### What this task involves
Search the listing for the string "timestamp" and copy every line that contains it.

* Begin *

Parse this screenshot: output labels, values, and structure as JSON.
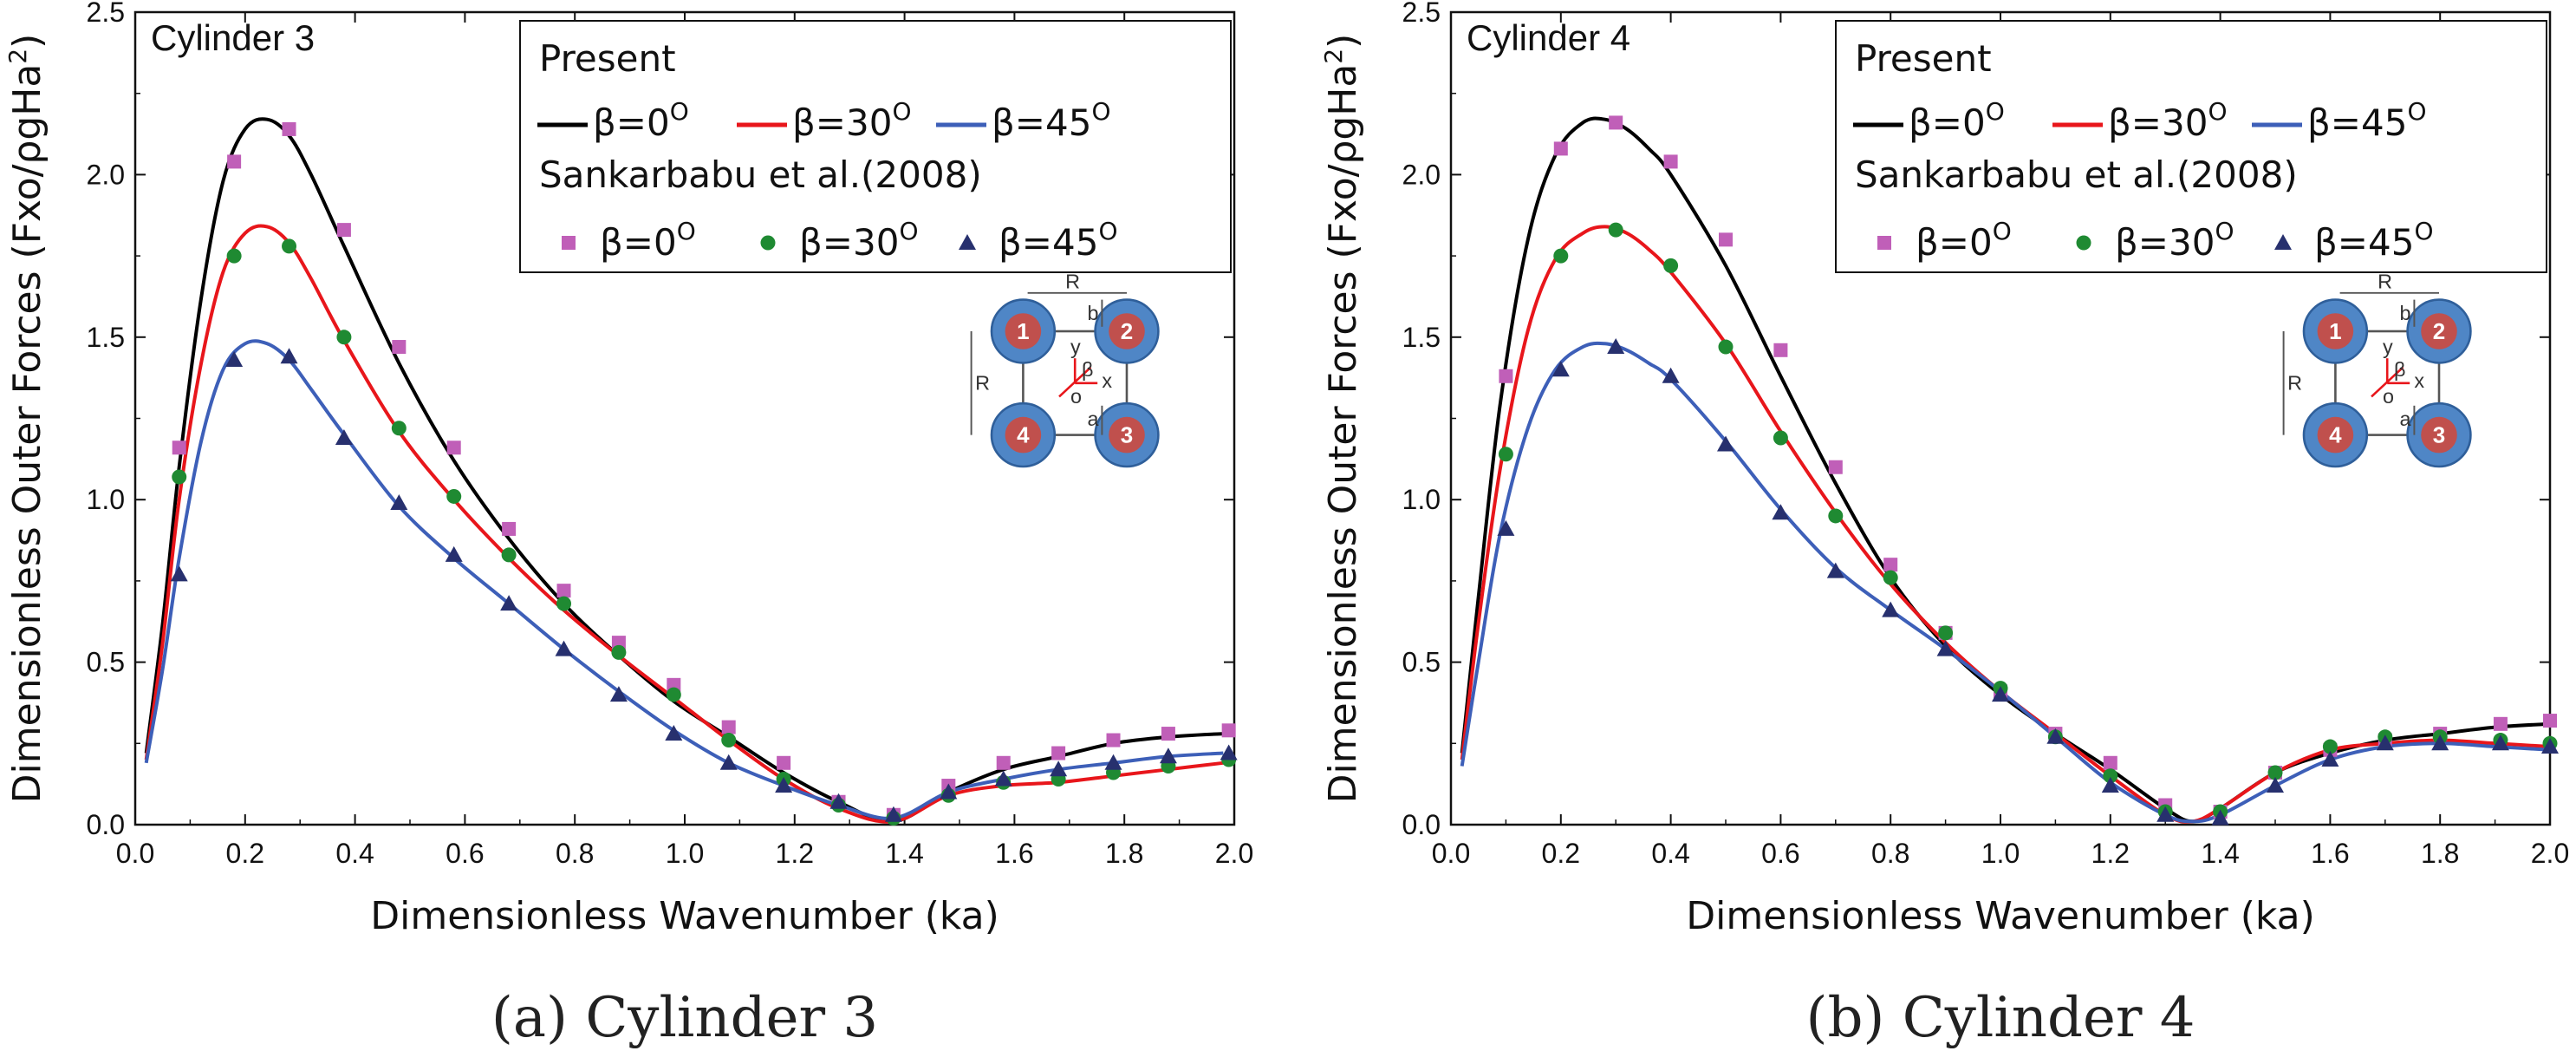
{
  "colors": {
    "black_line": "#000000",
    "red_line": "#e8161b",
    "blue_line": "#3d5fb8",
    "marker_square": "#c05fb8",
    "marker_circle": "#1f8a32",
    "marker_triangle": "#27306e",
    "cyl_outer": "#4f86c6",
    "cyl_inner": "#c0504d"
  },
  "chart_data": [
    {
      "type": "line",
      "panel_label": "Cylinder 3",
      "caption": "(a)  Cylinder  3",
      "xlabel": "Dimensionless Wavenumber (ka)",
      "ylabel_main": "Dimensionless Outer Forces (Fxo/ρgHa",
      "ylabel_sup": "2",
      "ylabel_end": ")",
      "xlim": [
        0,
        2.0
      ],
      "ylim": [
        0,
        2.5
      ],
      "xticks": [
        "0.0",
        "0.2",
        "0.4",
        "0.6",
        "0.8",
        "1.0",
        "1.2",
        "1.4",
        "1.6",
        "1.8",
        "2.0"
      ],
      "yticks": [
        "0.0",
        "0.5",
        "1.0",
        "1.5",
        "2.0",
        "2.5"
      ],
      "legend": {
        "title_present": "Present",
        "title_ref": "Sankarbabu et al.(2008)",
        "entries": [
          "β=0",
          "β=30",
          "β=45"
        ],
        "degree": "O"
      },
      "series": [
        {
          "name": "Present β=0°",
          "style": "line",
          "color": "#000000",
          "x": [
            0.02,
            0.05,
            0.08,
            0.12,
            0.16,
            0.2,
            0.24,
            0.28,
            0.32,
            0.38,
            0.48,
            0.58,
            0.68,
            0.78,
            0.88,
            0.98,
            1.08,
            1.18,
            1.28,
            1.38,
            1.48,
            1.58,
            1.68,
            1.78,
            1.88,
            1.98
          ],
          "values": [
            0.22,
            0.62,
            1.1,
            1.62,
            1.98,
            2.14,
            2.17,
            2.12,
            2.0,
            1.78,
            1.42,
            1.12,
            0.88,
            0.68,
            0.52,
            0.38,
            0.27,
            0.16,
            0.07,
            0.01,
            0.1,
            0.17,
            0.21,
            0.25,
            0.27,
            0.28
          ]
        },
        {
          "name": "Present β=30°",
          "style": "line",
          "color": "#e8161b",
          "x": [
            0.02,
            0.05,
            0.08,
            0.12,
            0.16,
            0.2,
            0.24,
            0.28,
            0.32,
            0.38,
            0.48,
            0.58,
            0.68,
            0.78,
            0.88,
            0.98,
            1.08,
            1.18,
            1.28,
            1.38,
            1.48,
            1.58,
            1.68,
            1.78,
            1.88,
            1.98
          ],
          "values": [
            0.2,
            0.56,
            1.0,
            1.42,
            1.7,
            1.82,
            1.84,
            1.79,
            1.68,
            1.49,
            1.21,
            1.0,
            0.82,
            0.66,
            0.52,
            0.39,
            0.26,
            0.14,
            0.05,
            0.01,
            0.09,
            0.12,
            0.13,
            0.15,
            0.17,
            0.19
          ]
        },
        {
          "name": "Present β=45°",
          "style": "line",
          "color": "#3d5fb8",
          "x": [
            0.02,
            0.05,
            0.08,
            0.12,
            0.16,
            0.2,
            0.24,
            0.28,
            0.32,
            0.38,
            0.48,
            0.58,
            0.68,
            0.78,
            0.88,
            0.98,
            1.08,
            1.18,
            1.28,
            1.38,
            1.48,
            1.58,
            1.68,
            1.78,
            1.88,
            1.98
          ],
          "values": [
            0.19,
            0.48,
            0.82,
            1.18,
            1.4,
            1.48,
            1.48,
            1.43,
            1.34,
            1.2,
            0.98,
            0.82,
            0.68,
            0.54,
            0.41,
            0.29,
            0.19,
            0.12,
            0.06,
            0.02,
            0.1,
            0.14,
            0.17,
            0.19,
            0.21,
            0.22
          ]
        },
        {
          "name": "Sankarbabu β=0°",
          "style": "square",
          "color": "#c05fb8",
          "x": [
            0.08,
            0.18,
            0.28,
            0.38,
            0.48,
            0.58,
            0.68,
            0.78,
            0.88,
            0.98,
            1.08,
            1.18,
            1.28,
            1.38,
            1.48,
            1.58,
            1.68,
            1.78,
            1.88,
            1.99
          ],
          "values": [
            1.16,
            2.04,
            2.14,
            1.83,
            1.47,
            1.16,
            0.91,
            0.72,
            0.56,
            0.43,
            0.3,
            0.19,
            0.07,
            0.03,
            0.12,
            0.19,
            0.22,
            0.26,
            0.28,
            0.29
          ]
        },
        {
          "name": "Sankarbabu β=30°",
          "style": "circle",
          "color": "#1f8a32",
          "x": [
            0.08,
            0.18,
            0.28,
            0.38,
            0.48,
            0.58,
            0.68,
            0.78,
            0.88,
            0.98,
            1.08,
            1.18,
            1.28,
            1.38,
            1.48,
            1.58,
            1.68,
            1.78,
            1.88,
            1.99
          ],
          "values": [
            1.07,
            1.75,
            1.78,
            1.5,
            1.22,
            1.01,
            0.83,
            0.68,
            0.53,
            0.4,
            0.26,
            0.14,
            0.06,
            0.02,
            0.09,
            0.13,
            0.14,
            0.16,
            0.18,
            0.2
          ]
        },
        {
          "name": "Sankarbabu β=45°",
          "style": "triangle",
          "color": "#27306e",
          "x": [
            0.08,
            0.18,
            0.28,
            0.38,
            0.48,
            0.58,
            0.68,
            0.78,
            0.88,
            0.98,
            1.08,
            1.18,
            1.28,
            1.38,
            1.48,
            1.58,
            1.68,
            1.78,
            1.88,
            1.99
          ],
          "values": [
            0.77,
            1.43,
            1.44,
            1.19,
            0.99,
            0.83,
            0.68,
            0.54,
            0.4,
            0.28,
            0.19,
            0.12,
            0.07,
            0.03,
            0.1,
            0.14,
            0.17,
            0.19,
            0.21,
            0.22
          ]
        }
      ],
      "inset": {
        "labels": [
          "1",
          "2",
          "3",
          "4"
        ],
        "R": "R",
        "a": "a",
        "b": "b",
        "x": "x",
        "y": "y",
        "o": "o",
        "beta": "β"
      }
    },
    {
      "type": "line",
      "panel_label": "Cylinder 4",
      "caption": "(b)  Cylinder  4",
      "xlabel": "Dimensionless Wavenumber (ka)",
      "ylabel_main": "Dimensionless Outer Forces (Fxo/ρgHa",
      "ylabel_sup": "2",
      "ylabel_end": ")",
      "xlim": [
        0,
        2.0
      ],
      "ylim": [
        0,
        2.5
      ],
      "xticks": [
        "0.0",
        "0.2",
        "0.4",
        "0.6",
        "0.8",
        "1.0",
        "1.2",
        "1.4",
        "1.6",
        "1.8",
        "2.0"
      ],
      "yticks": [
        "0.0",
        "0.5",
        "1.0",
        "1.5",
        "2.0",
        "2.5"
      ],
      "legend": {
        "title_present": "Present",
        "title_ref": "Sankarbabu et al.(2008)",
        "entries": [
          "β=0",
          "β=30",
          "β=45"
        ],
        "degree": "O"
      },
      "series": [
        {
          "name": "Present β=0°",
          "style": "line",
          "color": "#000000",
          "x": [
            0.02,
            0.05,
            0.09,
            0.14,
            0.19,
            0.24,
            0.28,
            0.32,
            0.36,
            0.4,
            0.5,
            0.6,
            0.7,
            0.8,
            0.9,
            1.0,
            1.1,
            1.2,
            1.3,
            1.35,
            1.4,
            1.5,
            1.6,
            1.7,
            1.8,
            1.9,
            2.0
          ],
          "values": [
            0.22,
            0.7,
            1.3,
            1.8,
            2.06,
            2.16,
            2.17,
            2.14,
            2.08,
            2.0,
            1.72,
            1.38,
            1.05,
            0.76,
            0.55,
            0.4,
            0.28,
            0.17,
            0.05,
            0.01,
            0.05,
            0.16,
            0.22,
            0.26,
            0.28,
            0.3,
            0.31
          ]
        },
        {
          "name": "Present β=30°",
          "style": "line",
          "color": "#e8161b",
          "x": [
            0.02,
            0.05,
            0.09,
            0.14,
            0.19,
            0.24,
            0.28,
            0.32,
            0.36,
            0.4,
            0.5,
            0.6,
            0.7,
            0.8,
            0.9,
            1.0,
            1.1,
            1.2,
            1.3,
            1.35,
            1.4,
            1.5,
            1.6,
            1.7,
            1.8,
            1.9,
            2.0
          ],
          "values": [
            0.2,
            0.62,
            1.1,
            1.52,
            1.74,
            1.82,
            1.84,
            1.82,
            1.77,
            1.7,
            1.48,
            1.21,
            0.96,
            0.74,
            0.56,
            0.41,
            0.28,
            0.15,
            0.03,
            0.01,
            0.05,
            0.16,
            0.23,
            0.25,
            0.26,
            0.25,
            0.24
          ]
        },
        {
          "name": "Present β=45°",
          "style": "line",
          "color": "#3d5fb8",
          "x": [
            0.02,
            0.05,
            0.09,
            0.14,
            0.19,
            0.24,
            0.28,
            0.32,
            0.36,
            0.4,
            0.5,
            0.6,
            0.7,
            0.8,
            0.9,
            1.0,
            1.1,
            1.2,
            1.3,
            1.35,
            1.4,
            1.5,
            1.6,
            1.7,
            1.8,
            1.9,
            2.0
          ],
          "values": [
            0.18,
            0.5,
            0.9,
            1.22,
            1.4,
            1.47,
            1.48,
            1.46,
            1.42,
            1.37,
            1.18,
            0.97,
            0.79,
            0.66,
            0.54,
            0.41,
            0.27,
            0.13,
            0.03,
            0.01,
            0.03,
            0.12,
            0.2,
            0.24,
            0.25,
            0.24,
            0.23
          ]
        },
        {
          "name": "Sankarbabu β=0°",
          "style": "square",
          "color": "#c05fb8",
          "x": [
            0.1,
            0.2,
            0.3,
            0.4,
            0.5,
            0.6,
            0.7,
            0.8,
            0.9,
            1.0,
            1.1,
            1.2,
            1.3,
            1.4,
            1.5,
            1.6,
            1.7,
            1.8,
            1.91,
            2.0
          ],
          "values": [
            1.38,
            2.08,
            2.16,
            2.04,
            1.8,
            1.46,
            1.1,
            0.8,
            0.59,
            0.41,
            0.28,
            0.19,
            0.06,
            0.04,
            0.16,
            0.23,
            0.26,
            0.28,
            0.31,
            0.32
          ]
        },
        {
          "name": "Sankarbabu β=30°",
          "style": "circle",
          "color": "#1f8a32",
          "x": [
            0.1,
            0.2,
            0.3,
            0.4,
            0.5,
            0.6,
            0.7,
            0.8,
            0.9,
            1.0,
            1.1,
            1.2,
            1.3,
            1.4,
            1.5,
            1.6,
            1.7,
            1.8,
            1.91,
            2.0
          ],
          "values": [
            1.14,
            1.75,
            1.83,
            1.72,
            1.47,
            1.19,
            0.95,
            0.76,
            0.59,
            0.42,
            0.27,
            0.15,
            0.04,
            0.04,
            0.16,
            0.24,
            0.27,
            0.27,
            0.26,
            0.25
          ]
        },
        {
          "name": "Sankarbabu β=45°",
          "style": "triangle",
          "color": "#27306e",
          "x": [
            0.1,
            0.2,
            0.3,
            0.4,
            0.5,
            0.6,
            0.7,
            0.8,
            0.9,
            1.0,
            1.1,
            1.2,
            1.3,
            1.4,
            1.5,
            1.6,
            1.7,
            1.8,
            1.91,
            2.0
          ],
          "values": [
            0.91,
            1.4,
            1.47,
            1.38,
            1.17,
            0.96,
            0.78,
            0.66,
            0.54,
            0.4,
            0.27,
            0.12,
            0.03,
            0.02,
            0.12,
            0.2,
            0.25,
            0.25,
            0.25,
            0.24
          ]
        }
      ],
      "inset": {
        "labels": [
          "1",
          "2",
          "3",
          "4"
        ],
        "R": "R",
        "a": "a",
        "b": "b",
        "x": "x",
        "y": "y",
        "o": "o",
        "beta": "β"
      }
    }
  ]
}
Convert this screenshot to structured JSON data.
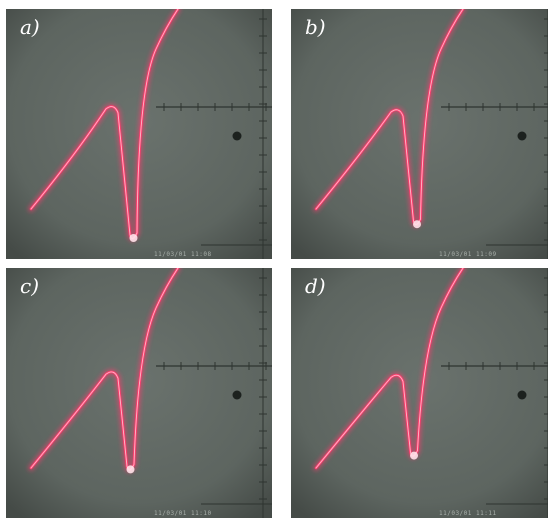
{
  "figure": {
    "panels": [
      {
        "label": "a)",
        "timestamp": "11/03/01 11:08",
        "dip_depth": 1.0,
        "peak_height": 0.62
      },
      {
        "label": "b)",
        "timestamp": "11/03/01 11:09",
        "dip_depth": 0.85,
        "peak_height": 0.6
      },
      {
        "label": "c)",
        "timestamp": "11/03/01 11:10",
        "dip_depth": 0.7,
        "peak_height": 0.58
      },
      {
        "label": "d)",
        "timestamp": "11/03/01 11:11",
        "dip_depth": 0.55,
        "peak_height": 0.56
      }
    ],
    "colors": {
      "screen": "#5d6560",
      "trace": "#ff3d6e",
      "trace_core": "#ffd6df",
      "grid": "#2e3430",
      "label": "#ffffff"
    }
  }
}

* End *

### Right answer
        "timestamp": "11/03/01 11:08",
        "timestamp": "11/03/01 11:09",
        "timestamp": "11/03/01 11:10",
        "timestamp": "11/03/01 11:11",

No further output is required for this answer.